*Written exercise*
Your job is to retype all of the data word for word, leaving every image out.

○ ○ ○ ○

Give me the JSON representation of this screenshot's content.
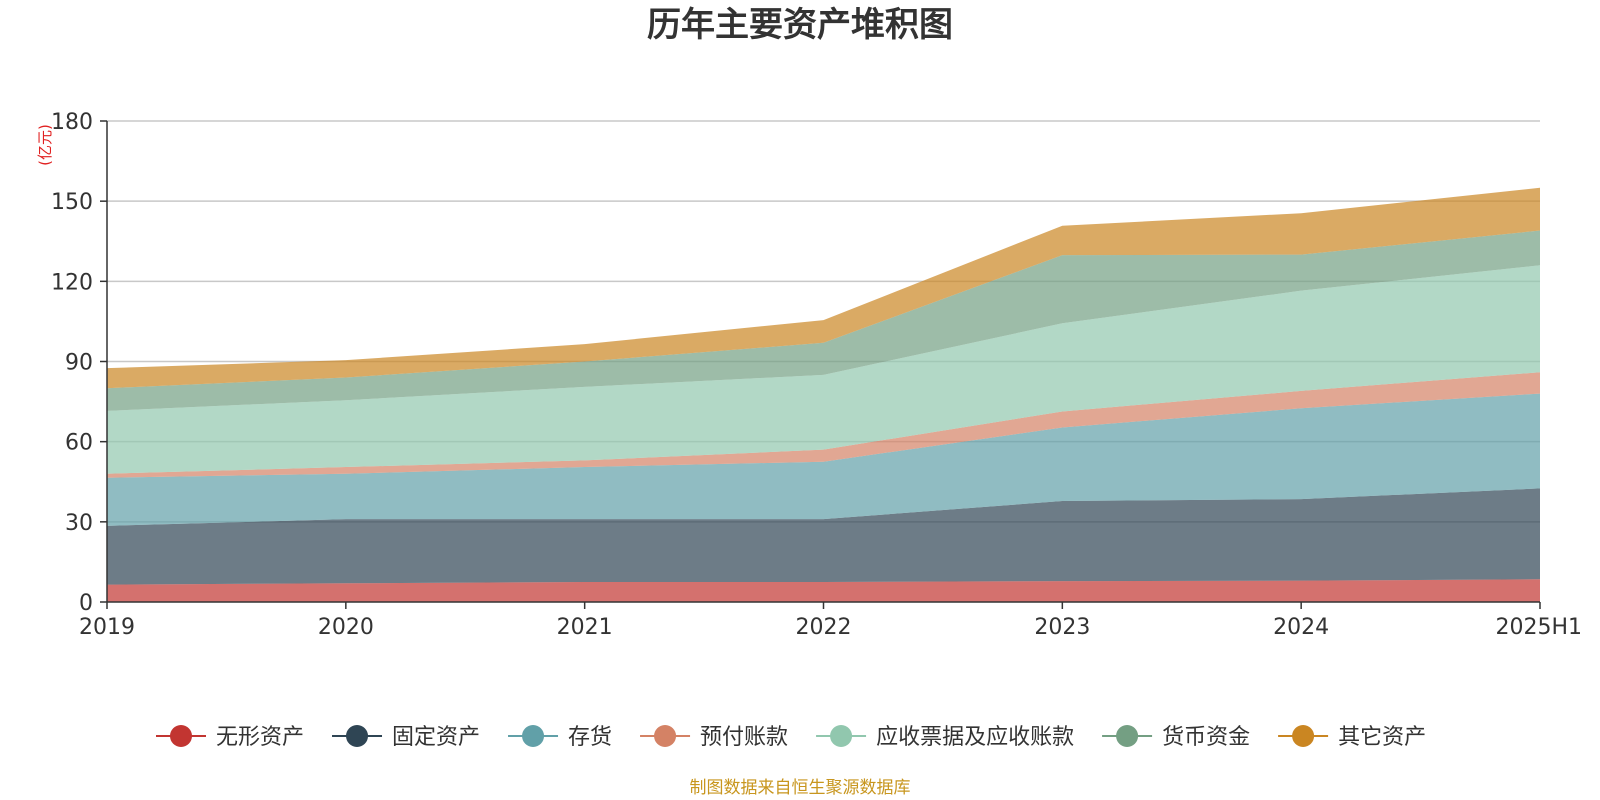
{
  "chart_data": {
    "type": "area",
    "stacked": true,
    "title": "历年主要资产堆积图",
    "unit_label": "(亿元)",
    "categories": [
      "2019",
      "2020",
      "2021",
      "2022",
      "2023",
      "2024",
      "2025H1"
    ],
    "ylim": [
      0,
      180
    ],
    "yticks": [
      0,
      30,
      60,
      90,
      120,
      150,
      180
    ],
    "grid": true,
    "legend_position": "bottom",
    "series": [
      {
        "name": "无形资产",
        "color": "#c23531",
        "values": [
          6.5,
          7,
          7.5,
          7.5,
          7.8,
          8,
          8.5
        ]
      },
      {
        "name": "固定资产",
        "color": "#2f4554",
        "values": [
          22,
          24,
          23.5,
          23.5,
          30,
          30.5,
          34
        ]
      },
      {
        "name": "存货",
        "color": "#61a0a8",
        "values": [
          18,
          17,
          19.5,
          21.5,
          27.5,
          34,
          35.5
        ]
      },
      {
        "name": "预付账款",
        "color": "#d48265",
        "values": [
          1.5,
          2.5,
          2.5,
          4.5,
          6,
          6.5,
          8
        ]
      },
      {
        "name": "应收票据及应收账款",
        "color": "#91c7ae",
        "values": [
          23.5,
          25,
          27.5,
          28,
          33,
          37.5,
          40
        ]
      },
      {
        "name": "货币资金",
        "color": "#749f83",
        "values": [
          8.5,
          8.5,
          9.5,
          12,
          25.5,
          13.5,
          13
        ]
      },
      {
        "name": "其它资产",
        "color": "#ca8622",
        "values": [
          7.5,
          6.5,
          6.5,
          8.5,
          11,
          15.5,
          16
        ]
      }
    ],
    "source_note": "制图数据来自恒生聚源数据库"
  }
}
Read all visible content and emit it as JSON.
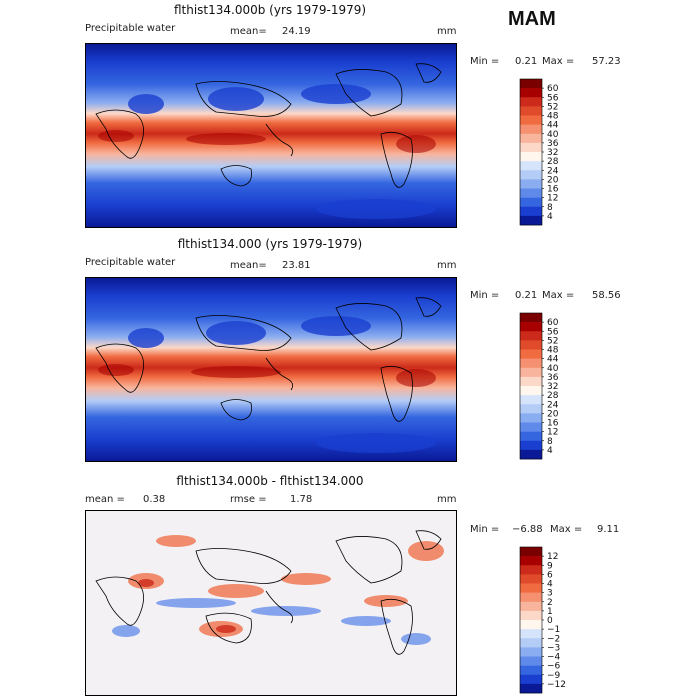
{
  "season": "MAM",
  "panels": [
    {
      "title": "flthist134.000b (yrs 1979-1979)",
      "variable": "Precipitable water",
      "mean_label": "mean=",
      "mean_value": "24.19",
      "units": "mm",
      "min_label": "Min =",
      "min_value": "0.21",
      "max_label": "Max =",
      "max_value": "57.23",
      "colorbar_labels": [
        "60",
        "56",
        "52",
        "48",
        "44",
        "40",
        "36",
        "32",
        "28",
        "24",
        "20",
        "16",
        "12",
        "8",
        "4"
      ],
      "colorbar_colors": [
        "#7a0000",
        "#a80000",
        "#cc2a1a",
        "#e04b2b",
        "#f06b40",
        "#f59070",
        "#f8b49c",
        "#fcd8c8",
        "#fff6ee",
        "#d6e4fb",
        "#b4cdf6",
        "#8aacf0",
        "#5f8aea",
        "#3566e0",
        "#1a3fd0",
        "#0a1a96"
      ]
    },
    {
      "title": "flthist134.000 (yrs 1979-1979)",
      "variable": "Precipitable water",
      "mean_label": "mean=",
      "mean_value": "23.81",
      "units": "mm",
      "min_label": "Min =",
      "min_value": "0.21",
      "max_label": "Max =",
      "max_value": "58.56",
      "colorbar_labels": [
        "60",
        "56",
        "52",
        "48",
        "44",
        "40",
        "36",
        "32",
        "28",
        "24",
        "20",
        "16",
        "12",
        "8",
        "4"
      ],
      "colorbar_colors": [
        "#7a0000",
        "#a80000",
        "#cc2a1a",
        "#e04b2b",
        "#f06b40",
        "#f59070",
        "#f8b49c",
        "#fcd8c8",
        "#fff6ee",
        "#d6e4fb",
        "#b4cdf6",
        "#8aacf0",
        "#5f8aea",
        "#3566e0",
        "#1a3fd0",
        "#0a1a96"
      ]
    },
    {
      "title": "flthist134.000b - flthist134.000",
      "mean_label": "mean =",
      "mean_value": "0.38",
      "rmse_label": "rmse =",
      "rmse_value": "1.78",
      "units": "mm",
      "min_label": "Min =",
      "min_value": "−6.88",
      "max_label": "Max =",
      "max_value": "9.11",
      "colorbar_labels": [
        "12",
        "9",
        "6",
        "4",
        "3",
        "2",
        "1",
        "0",
        "−1",
        "−2",
        "−3",
        "−4",
        "−6",
        "−9",
        "−12"
      ],
      "colorbar_colors": [
        "#7a0000",
        "#a80000",
        "#cc2a1a",
        "#e04b2b",
        "#f06b40",
        "#f59070",
        "#f8b49c",
        "#fcd8c8",
        "#fff6ee",
        "#d6e4fb",
        "#b4cdf6",
        "#8aacf0",
        "#5f8aea",
        "#3566e0",
        "#1a3fd0",
        "#0a1a96"
      ]
    }
  ],
  "chart_data": [
    {
      "type": "heatmap",
      "title": "flthist134.000b (yrs 1979-1979)",
      "subtitle": "Precipitable water",
      "units": "mm",
      "mean": 24.19,
      "min": 0.21,
      "max": 57.23,
      "color_levels": [
        4,
        8,
        12,
        16,
        20,
        24,
        28,
        32,
        36,
        40,
        44,
        48,
        52,
        56,
        60
      ],
      "xlim": [
        0,
        360
      ],
      "ylim": [
        -90,
        90
      ]
    },
    {
      "type": "heatmap",
      "title": "flthist134.000 (yrs 1979-1979)",
      "subtitle": "Precipitable water",
      "units": "mm",
      "mean": 23.81,
      "min": 0.21,
      "max": 58.56,
      "color_levels": [
        4,
        8,
        12,
        16,
        20,
        24,
        28,
        32,
        36,
        40,
        44,
        48,
        52,
        56,
        60
      ],
      "xlim": [
        0,
        360
      ],
      "ylim": [
        -90,
        90
      ]
    },
    {
      "type": "heatmap",
      "title": "flthist134.000b - flthist134.000",
      "units": "mm",
      "mean": 0.38,
      "rmse": 1.78,
      "min": -6.88,
      "max": 9.11,
      "color_levels": [
        -12,
        -9,
        -6,
        -4,
        -3,
        -2,
        -1,
        0,
        1,
        2,
        3,
        4,
        6,
        9,
        12
      ],
      "xlim": [
        0,
        360
      ],
      "ylim": [
        -90,
        90
      ]
    }
  ]
}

○ ○ ○ ○

*The reply*
Give me the JSON representation of this screenshot's content.
{
  "chart_data": {
    "type": "area",
    "stacked": true,
    "title": "历年主要资产堆积图",
    "unit_label": "(亿元)",
    "categories": [
      "2019",
      "2020",
      "2021",
      "2022",
      "2023",
      "2024",
      "2025H1"
    ],
    "ylim": [
      0,
      180
    ],
    "yticks": [
      0,
      30,
      60,
      90,
      120,
      150,
      180
    ],
    "grid": true,
    "legend_position": "bottom",
    "series": [
      {
        "name": "无形资产",
        "color": "#c23531",
        "values": [
          6.5,
          7,
          7.5,
          7.5,
          7.8,
          8,
          8.5
        ]
      },
      {
        "name": "固定资产",
        "color": "#2f4554",
        "values": [
          22,
          24,
          23.5,
          23.5,
          30,
          30.5,
          34
        ]
      },
      {
        "name": "存货",
        "color": "#61a0a8",
        "values": [
          18,
          17,
          19.5,
          21.5,
          27.5,
          34,
          35.5
        ]
      },
      {
        "name": "预付账款",
        "color": "#d48265",
        "values": [
          1.5,
          2.5,
          2.5,
          4.5,
          6,
          6.5,
          8
        ]
      },
      {
        "name": "应收票据及应收账款",
        "color": "#91c7ae",
        "values": [
          23.5,
          25,
          27.5,
          28,
          33,
          37.5,
          40
        ]
      },
      {
        "name": "货币资金",
        "color": "#749f83",
        "values": [
          8.5,
          8.5,
          9.5,
          12,
          25.5,
          13.5,
          13
        ]
      },
      {
        "name": "其它资产",
        "color": "#ca8622",
        "values": [
          7.5,
          6.5,
          6.5,
          8.5,
          11,
          15.5,
          16
        ]
      }
    ],
    "source_note": "制图数据来自恒生聚源数据库"
  }
}
Read all visible content and emit it as JSON.
{
  "season": "MAM",
  "panels": [
    {
      "title": "flthist134.000b (yrs 1979-1979)",
      "variable": "Precipitable water",
      "mean_label": "mean=",
      "mean_value": "24.19",
      "units": "mm",
      "min_label": "Min =",
      "min_value": "0.21",
      "max_label": "Max =",
      "max_value": "57.23",
      "colorbar_labels": [
        "60",
        "56",
        "52",
        "48",
        "44",
        "40",
        "36",
        "32",
        "28",
        "24",
        "20",
        "16",
        "12",
        "8",
        "4"
      ],
      "colorbar_colors": [
        "#7a0000",
        "#a80000",
        "#cc2a1a",
        "#e04b2b",
        "#f06b40",
        "#f59070",
        "#f8b49c",
        "#fcd8c8",
        "#fff6ee",
        "#d6e4fb",
        "#b4cdf6",
        "#8aacf0",
        "#5f8aea",
        "#3566e0",
        "#1a3fd0",
        "#0a1a96"
      ]
    },
    {
      "title": "flthist134.000 (yrs 1979-1979)",
      "variable": "Precipitable water",
      "mean_label": "mean=",
      "mean_value": "23.81",
      "units": "mm",
      "min_label": "Min =",
      "min_value": "0.21",
      "max_label": "Max =",
      "max_value": "58.56",
      "colorbar_labels": [
        "60",
        "56",
        "52",
        "48",
        "44",
        "40",
        "36",
        "32",
        "28",
        "24",
        "20",
        "16",
        "12",
        "8",
        "4"
      ],
      "colorbar_colors": [
        "#7a0000",
        "#a80000",
        "#cc2a1a",
        "#e04b2b",
        "#f06b40",
        "#f59070",
        "#f8b49c",
        "#fcd8c8",
        "#fff6ee",
        "#d6e4fb",
        "#b4cdf6",
        "#8aacf0",
        "#5f8aea",
        "#3566e0",
        "#1a3fd0",
        "#0a1a96"
      ]
    },
    {
      "title": "flthist134.000b - flthist134.000",
      "mean_label": "mean =",
      "mean_value": "0.38",
      "rmse_label": "rmse =",
      "rmse_value": "1.78",
      "units": "mm",
      "min_label": "Min =",
      "min_value": "−6.88",
      "max_label": "Max =",
      "max_value": "9.11",
      "colorbar_labels": [
        "12",
        "9",
        "6",
        "4",
        "3",
        "2",
        "1",
        "0",
        "−1",
        "−2",
        "−3",
        "−4",
        "−6",
        "−9",
        "−12"
      ],
      "colorbar_colors": [
        "#7a0000",
        "#a80000",
        "#cc2a1a",
        "#e04b2b",
        "#f06b40",
        "#f59070",
        "#f8b49c",
        "#fcd8c8",
        "#fff6ee",
        "#d6e4fb",
        "#b4cdf6",
        "#8aacf0",
        "#5f8aea",
        "#3566e0",
        "#1a3fd0",
        "#0a1a96"
      ]
    }
  ],
  "chart_data": [
    {
      "type": "heatmap",
      "title": "flthist134.000b (yrs 1979-1979)",
      "subtitle": "Precipitable water",
      "units": "mm",
      "mean": 24.19,
      "min": 0.21,
      "max": 57.23,
      "color_levels": [
        4,
        8,
        12,
        16,
        20,
        24,
        28,
        32,
        36,
        40,
        44,
        48,
        52,
        56,
        60
      ],
      "xlim": [
        0,
        360
      ],
      "ylim": [
        -90,
        90
      ]
    },
    {
      "type": "heatmap",
      "title": "flthist134.000 (yrs 1979-1979)",
      "subtitle": "Precipitable water",
      "units": "mm",
      "mean": 23.81,
      "min": 0.21,
      "max": 58.56,
      "color_levels": [
        4,
        8,
        12,
        16,
        20,
        24,
        28,
        32,
        36,
        40,
        44,
        48,
        52,
        56,
        60
      ],
      "xlim": [
        0,
        360
      ],
      "ylim": [
        -90,
        90
      ]
    },
    {
      "type": "heatmap",
      "title": "flthist134.000b - flthist134.000",
      "units": "mm",
      "mean": 0.38,
      "rmse": 1.78,
      "min": -6.88,
      "max": 9.11,
      "color_levels": [
        -12,
        -9,
        -6,
        -4,
        -3,
        -2,
        -1,
        0,
        1,
        2,
        3,
        4,
        6,
        9,
        12
      ],
      "xlim": [
        0,
        360
      ],
      "ylim": [
        -90,
        90
      ]
    }
  ]
}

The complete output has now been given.